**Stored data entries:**
========

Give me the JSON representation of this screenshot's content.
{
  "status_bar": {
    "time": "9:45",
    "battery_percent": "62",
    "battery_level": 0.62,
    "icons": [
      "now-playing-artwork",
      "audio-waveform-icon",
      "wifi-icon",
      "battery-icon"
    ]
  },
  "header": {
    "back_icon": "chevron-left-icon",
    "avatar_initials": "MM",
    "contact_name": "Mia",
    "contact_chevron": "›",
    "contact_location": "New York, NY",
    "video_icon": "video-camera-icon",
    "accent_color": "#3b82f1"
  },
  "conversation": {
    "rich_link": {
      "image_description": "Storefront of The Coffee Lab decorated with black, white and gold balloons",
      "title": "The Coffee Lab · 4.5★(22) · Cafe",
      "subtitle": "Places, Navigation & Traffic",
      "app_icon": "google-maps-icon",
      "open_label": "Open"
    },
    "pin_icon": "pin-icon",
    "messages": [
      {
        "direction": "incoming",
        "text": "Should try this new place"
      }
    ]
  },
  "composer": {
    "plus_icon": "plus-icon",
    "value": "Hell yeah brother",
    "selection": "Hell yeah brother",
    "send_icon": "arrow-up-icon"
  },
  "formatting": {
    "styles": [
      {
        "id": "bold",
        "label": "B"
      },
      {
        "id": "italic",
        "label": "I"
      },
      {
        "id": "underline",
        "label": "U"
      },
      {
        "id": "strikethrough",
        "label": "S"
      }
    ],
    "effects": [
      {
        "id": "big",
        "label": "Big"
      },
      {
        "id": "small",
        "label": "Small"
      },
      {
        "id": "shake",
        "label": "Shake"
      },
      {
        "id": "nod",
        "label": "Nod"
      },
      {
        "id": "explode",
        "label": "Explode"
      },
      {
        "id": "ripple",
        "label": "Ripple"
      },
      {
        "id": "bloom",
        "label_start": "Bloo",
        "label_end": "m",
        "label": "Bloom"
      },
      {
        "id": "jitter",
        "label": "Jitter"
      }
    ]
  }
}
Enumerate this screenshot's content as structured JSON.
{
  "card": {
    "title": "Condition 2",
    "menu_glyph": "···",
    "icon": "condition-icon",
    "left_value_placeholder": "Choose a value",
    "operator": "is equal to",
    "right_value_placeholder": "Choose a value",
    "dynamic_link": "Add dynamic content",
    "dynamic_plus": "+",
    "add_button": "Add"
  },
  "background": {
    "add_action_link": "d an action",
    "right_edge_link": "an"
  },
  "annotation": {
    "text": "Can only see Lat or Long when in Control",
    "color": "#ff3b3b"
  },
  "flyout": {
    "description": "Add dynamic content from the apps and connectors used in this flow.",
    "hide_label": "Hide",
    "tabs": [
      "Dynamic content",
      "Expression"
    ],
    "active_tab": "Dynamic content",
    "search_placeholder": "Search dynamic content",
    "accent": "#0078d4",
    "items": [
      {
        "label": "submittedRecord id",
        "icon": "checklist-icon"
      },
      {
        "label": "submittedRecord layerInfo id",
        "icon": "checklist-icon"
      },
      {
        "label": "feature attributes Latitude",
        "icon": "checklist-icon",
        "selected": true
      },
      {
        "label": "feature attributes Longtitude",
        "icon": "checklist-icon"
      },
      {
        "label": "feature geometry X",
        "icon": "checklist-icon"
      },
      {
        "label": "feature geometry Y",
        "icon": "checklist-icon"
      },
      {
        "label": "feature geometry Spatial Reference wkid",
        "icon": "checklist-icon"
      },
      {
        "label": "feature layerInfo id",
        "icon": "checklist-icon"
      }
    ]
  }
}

========

**TO BE DONE:**
Set down, unchanged, the line that contains "Enumerate this screenshot's" together with every later line in the records, through the last one.

**CORRECT OUTPUT:**
Enumerate this screenshot's content as structured JSON.
{
  "card": {
    "title": "Condition 2",
    "menu_glyph": "···",
    "icon": "condition-icon",
    "left_value_placeholder": "Choose a value",
    "operator": "is equal to",
    "right_value_placeholder": "Choose a value",
    "dynamic_link": "Add dynamic content",
    "dynamic_plus": "+",
    "add_button": "Add"
  },
  "background": {
    "add_action_link": "d an action",
    "right_edge_link": "an"
  },
  "annotation": {
    "text": "Can only see Lat or Long when in Control",
    "color": "#ff3b3b"
  },
  "flyout": {
    "description": "Add dynamic content from the apps and connectors used in this flow.",
    "hide_label": "Hide",
    "tabs": [
      "Dynamic content",
      "Expression"
    ],
    "active_tab": "Dynamic content",
    "search_placeholder": "Search dynamic content",
    "accent": "#0078d4",
    "items": [
      {
        "label": "submittedRecord id",
        "icon": "checklist-icon"
      },
      {
        "label": "submittedRecord layerInfo id",
        "icon": "checklist-icon"
      },
      {
        "label": "feature attributes Latitude",
        "icon": "checklist-icon",
        "selected": true
      },
      {
        "label": "feature attributes Longtitude",
        "icon": "checklist-icon"
      },
      {
        "label": "feature geometry X",
        "icon": "checklist-icon"
      },
      {
        "label": "feature geometry Y",
        "icon": "checklist-icon"
      },
      {
        "label": "feature geometry Spatial Reference wkid",
        "icon": "checklist-icon"
      },
      {
        "label": "feature layerInfo id",
        "icon": "checklist-icon"
      }
    ]
  }
}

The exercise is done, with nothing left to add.